* _STATED PROBLEM_
Look for the word "title" in the entries below, then copy every line that has it.

* _MATERIAL PROVIDED_

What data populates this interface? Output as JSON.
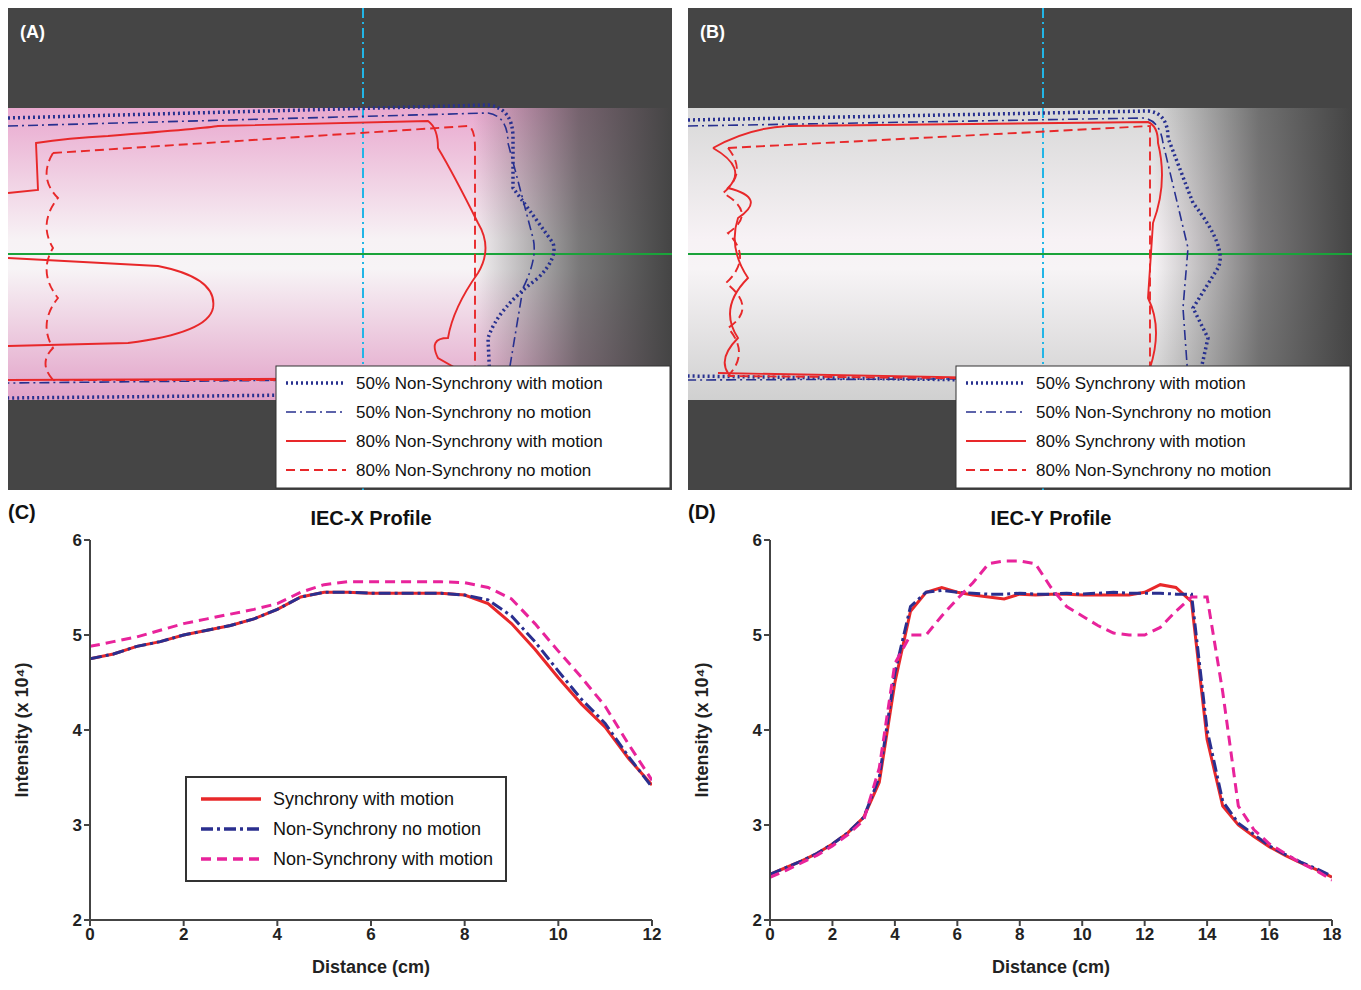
{
  "images": [
    {
      "label": "(A)",
      "legend": [
        {
          "name": "50% Non-Synchrony with motion",
          "color": "#27308f",
          "line_style": "dotted"
        },
        {
          "name": "50% Non-Synchrony no motion",
          "color": "#27308f",
          "line_style": "dashdot"
        },
        {
          "name": "80% Non-Synchrony with motion",
          "color": "#e8282a",
          "line_style": "solid"
        },
        {
          "name": "80% Non-Synchrony no motion",
          "color": "#e8282a",
          "line_style": "dashed"
        }
      ]
    },
    {
      "label": "(B)",
      "legend": [
        {
          "name": "50% Synchrony with motion",
          "color": "#27308f",
          "line_style": "dotted"
        },
        {
          "name": "50% Non-Synchrony no motion",
          "color": "#27308f",
          "line_style": "dashdot"
        },
        {
          "name": "80% Synchrony with motion",
          "color": "#e8282a",
          "line_style": "solid"
        },
        {
          "name": "80% Non-Synchrony no motion",
          "color": "#e8282a",
          "line_style": "dashed"
        }
      ]
    }
  ],
  "chart_data": [
    {
      "type": "line",
      "label": "(C)",
      "title": "IEC-X Profile",
      "x_label": "Distance (cm)",
      "y_label": "Intensity (x 10⁴)",
      "xlim": [
        0,
        12
      ],
      "xticks": [
        0,
        2,
        4,
        6,
        8,
        10,
        12
      ],
      "ylim": [
        2,
        6
      ],
      "yticks": [
        2,
        3,
        4,
        5,
        6
      ],
      "grid": false,
      "legend": "lower left",
      "x": [
        0,
        0.5,
        1,
        1.5,
        2,
        2.5,
        3,
        3.5,
        4,
        4.5,
        5,
        5.5,
        6,
        6.5,
        7,
        7.5,
        8,
        8.5,
        9,
        9.5,
        10,
        10.5,
        11,
        11.5,
        12
      ],
      "series": [
        {
          "name": "Synchrony with motion",
          "color": "#e8282a",
          "line_style": "solid",
          "values": [
            4.75,
            4.8,
            4.88,
            4.93,
            5.0,
            5.05,
            5.1,
            5.17,
            5.27,
            5.4,
            5.45,
            5.45,
            5.44,
            5.44,
            5.44,
            5.44,
            5.42,
            5.33,
            5.12,
            4.85,
            4.55,
            4.27,
            4.03,
            3.7,
            3.42
          ]
        },
        {
          "name": "Non-Synchrony no motion",
          "color": "#2a2f8f",
          "line_style": "dashdot",
          "values": [
            4.75,
            4.8,
            4.88,
            4.93,
            5.0,
            5.05,
            5.1,
            5.17,
            5.27,
            5.4,
            5.45,
            5.45,
            5.44,
            5.44,
            5.44,
            5.44,
            5.42,
            5.37,
            5.2,
            4.93,
            4.62,
            4.32,
            4.07,
            3.72,
            3.4
          ]
        },
        {
          "name": "Non-Synchrony with motion",
          "color": "#e8239b",
          "line_style": "dashed",
          "values": [
            4.88,
            4.93,
            4.98,
            5.05,
            5.12,
            5.17,
            5.22,
            5.27,
            5.33,
            5.45,
            5.53,
            5.56,
            5.56,
            5.56,
            5.56,
            5.56,
            5.55,
            5.5,
            5.38,
            5.12,
            4.83,
            4.55,
            4.25,
            3.85,
            3.47
          ]
        }
      ]
    },
    {
      "type": "line",
      "label": "(D)",
      "title": "IEC-Y Profile",
      "x_label": "Distance (cm)",
      "y_label": "Intensity (x 10⁴)",
      "xlim": [
        0,
        18
      ],
      "xticks": [
        0,
        2,
        4,
        6,
        8,
        10,
        12,
        14,
        16,
        18
      ],
      "ylim": [
        2,
        6
      ],
      "yticks": [
        2,
        3,
        4,
        5,
        6
      ],
      "grid": false,
      "x": [
        0,
        0.5,
        1,
        1.5,
        2,
        2.5,
        3,
        3.5,
        4,
        4.5,
        5,
        5.5,
        6,
        6.5,
        7,
        7.5,
        8,
        8.5,
        9,
        9.5,
        10,
        10.5,
        11,
        11.5,
        12,
        12.5,
        13,
        13.5,
        14,
        14.5,
        15,
        15.5,
        16,
        16.5,
        17,
        17.5,
        18
      ],
      "series": [
        {
          "color": "#e8282a",
          "line_style": "solid",
          "values": [
            2.48,
            2.55,
            2.62,
            2.7,
            2.8,
            2.92,
            3.08,
            3.45,
            4.5,
            5.25,
            5.45,
            5.5,
            5.45,
            5.42,
            5.4,
            5.38,
            5.43,
            5.42,
            5.43,
            5.43,
            5.42,
            5.42,
            5.42,
            5.42,
            5.45,
            5.53,
            5.5,
            5.35,
            3.9,
            3.2,
            3.0,
            2.88,
            2.77,
            2.68,
            2.6,
            2.53,
            2.45
          ]
        },
        {
          "color": "#2a2f8f",
          "line_style": "dashdot",
          "values": [
            2.48,
            2.55,
            2.62,
            2.7,
            2.8,
            2.92,
            3.08,
            3.5,
            4.6,
            5.3,
            5.45,
            5.47,
            5.45,
            5.44,
            5.43,
            5.43,
            5.44,
            5.43,
            5.43,
            5.44,
            5.43,
            5.44,
            5.45,
            5.44,
            5.44,
            5.44,
            5.43,
            5.43,
            4.0,
            3.25,
            3.02,
            2.9,
            2.78,
            2.69,
            2.61,
            2.54,
            2.46
          ]
        },
        {
          "color": "#e8239b",
          "line_style": "dashed",
          "values": [
            2.45,
            2.52,
            2.6,
            2.68,
            2.78,
            2.9,
            3.05,
            3.6,
            4.7,
            5.0,
            5.0,
            5.2,
            5.38,
            5.55,
            5.75,
            5.78,
            5.78,
            5.75,
            5.5,
            5.3,
            5.2,
            5.1,
            5.02,
            5.0,
            5.0,
            5.08,
            5.25,
            5.4,
            5.4,
            4.4,
            3.2,
            2.95,
            2.8,
            2.7,
            2.6,
            2.52,
            2.42
          ]
        }
      ]
    }
  ]
}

* _OUTPUT FOR THIS EXERCISE_
      "title": "IEC-X Profile",
      "title": "IEC-Y Profile",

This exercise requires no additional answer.